- Material to process:

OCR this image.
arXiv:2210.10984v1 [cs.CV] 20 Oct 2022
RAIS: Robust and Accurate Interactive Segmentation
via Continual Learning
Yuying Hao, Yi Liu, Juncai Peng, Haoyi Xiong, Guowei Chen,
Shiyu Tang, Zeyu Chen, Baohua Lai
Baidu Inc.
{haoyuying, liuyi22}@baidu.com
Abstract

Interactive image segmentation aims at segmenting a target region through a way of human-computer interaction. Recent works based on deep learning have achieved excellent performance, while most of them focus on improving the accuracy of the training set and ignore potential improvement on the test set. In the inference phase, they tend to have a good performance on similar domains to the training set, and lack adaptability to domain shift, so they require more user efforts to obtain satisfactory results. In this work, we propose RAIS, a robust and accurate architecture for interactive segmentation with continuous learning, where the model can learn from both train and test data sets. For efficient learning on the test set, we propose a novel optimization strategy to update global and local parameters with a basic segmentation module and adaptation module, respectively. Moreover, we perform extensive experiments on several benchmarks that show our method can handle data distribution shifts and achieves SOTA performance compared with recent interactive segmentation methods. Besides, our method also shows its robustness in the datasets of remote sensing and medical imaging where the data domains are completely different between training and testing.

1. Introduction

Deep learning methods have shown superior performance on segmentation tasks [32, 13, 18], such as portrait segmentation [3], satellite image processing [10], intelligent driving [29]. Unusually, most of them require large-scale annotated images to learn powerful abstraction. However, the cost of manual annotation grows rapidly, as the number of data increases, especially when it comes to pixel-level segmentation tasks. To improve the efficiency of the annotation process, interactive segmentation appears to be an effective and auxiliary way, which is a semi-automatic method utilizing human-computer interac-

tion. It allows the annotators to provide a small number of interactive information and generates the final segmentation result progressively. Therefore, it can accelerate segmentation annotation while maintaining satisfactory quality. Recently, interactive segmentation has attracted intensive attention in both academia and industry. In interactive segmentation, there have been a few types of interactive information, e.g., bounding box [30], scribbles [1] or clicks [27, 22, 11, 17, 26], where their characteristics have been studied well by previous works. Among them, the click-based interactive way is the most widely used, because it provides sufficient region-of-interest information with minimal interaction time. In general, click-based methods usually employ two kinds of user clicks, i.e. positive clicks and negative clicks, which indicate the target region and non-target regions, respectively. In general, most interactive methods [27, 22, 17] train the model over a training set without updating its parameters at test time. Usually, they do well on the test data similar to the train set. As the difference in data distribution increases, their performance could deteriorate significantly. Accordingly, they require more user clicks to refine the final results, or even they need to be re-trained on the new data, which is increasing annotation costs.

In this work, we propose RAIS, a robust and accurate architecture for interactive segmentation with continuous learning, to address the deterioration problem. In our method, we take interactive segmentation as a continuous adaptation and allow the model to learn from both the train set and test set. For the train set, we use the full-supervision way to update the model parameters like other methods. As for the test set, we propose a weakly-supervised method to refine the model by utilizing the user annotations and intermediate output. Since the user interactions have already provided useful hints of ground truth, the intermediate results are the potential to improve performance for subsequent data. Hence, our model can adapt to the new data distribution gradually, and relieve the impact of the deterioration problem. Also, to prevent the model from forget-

- Goal of the exercise:
Look through the material above and work out how many of its lines contain "Chen". State the number only.

- Task answer:
2